GIVEN PROBLEM A:
In the bankruptcy appeal excerpt, on what date did Olick file the underlying bankruptcy case?

** Start of SOURCE EXCERPT **

In re THOMAS OLICK, Debtor.
City of Easton et al., Defendants-Appellees. THOMAS OLICK, Plaintiff-Appellant,
William H. Yohn Jr., Judge
This bankruptcy appeal arises from an adversary proceeding brought by Thomas Olick against the City of Easton, Northampton County, Portnoff Law Associates Ltd., Sal Panto, Howard White, and William Murphy. Olick appeals from the bankruptcy court’s March 8, 2013 order making findings of fact detailing the provisions of the parties’ settlement reached on December 13, 2012 and articulated in open court on the record that date. Olick claims that the bankruptcy court erred because: (1) the December 13, 2012 settlement was only a tentative settlement and not final, and (2) the March 8, 2013 order included a nonparty, the Olick Family Trust, that was not a party to the agreement. For the reasons that follow, I will affirm the bankruptcy court’s March 8, 2013 order.
I. FACTUAL BACKGROUND AND PROCEDURAL HISTORY 
The March 8, 2013 order sets forth the details of the December 13, 2012 settlement between Olick and the defendants. As litigation between the parties is extensive, there are numerous bankruptcy court and state court actions that are part of the March 8, 2013 settlement order that Olick is appealing; accordingly, I have detailed them below.
Olick filed the underlying bankruptcy case under docket number 07-10880 on February 9, 2007. (Bankr. No. 07-10880, Doc. No. 1.) On June 8, 2012, Olick initiated an adversary proceeding in the bankruptcy court against the City of Easton, docketed as Adv. No. 12-00444. On October 10, 2012, Olick initiated an additional adversary action against the defendants, including Northampton County, docketed as Adv. No. 12-00628, by removing an action then pending in the Court of Common Pleas of Northampton County, Pennsylvania. Olick initiated the underlying adversary proceeding, docketed as Adv. No. 12-00631, on October 11, 2012. The December 13, 2012 settlement hearing was initiated to discuss these three adversary proceedings. (Appellant’s Br. Ex. 1, Dec. 13, 2012 Tr. at p. 6.)
Before Olick filed the above adversary actions against the defendants, he had already filed three adversary proceedings in the bankruptcy court. The first proceeding–docked as Adv. No. 08-00264–was filed by Olick on or about September 22, 2008, against the City of Easton, the Northampton County Tax Claim Bureau, Easton Area School District, and Northampton County. On July 27, 2009, Olick initiated an adversary proceeding against the City of Easton and Becky Bradley, docketed as Adv. No. 09-00235. Olick initiated an adversary proceeding on October 7, 2009, against the City of Easton, Northampton County, Palmer Township, and Easton Area School District, which was docketed as Adv. No. 09-00312.
In addition to the bankruptcy court proceedings, before the December 13, 2012 settlement conference, Olick, the defendants, and certain other parties including the Olick Family Trust and David and Matthew Olick (“Olick’s sons”), were litigants in various actions pending in the Court of Common Pleas of Northampton County, Pennsylvania, and the Commonwealth Court of Pennsylvania (hereinafter jointly referred to as the “State Court Litigation”).

** End of SOURCE EXCERPT **

GIVEN PROBLEM B:
Reproduce the rows verbatim, from the first row through the line that contains "option-rio[interactable]: Rio (994, 748, 1414, 800)", including both.

** Start of STORED ROWS **

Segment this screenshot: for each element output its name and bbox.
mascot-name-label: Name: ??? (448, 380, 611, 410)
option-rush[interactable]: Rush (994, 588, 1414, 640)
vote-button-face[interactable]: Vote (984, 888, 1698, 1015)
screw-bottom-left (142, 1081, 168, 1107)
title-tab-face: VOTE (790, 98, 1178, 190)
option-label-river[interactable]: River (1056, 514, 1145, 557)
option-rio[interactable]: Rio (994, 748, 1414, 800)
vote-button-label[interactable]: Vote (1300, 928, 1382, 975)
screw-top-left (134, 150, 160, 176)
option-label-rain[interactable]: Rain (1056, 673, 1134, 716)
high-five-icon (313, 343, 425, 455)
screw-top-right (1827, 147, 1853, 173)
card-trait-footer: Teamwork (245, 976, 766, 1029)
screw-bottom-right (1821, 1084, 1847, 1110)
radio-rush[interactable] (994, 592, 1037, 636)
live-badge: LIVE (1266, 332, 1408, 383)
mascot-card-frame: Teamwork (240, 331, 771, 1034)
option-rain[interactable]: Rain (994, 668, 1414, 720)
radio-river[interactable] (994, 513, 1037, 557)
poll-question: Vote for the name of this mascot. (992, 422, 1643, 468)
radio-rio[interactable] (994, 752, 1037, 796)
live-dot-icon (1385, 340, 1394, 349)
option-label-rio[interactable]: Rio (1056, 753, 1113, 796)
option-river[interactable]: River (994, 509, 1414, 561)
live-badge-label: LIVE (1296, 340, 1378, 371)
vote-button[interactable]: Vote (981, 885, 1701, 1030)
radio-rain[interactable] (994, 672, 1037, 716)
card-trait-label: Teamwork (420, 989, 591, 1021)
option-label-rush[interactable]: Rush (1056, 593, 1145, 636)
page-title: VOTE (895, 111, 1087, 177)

** End of STORED ROWS **

TASK OUTPUT A:
February 9, 2007

TASK OUTPUT B:
Segment this screenshot: for each element output its name and bbox.
mascot-name-label: Name: ??? (448, 380, 611, 410)
option-rush[interactable]: Rush (994, 588, 1414, 640)
vote-button-face[interactable]: Vote (984, 888, 1698, 1015)
screw-bottom-left (142, 1081, 168, 1107)
title-tab-face: VOTE (790, 98, 1178, 190)
option-label-river[interactable]: River (1056, 514, 1145, 557)
option-rio[interactable]: Rio (994, 748, 1414, 800)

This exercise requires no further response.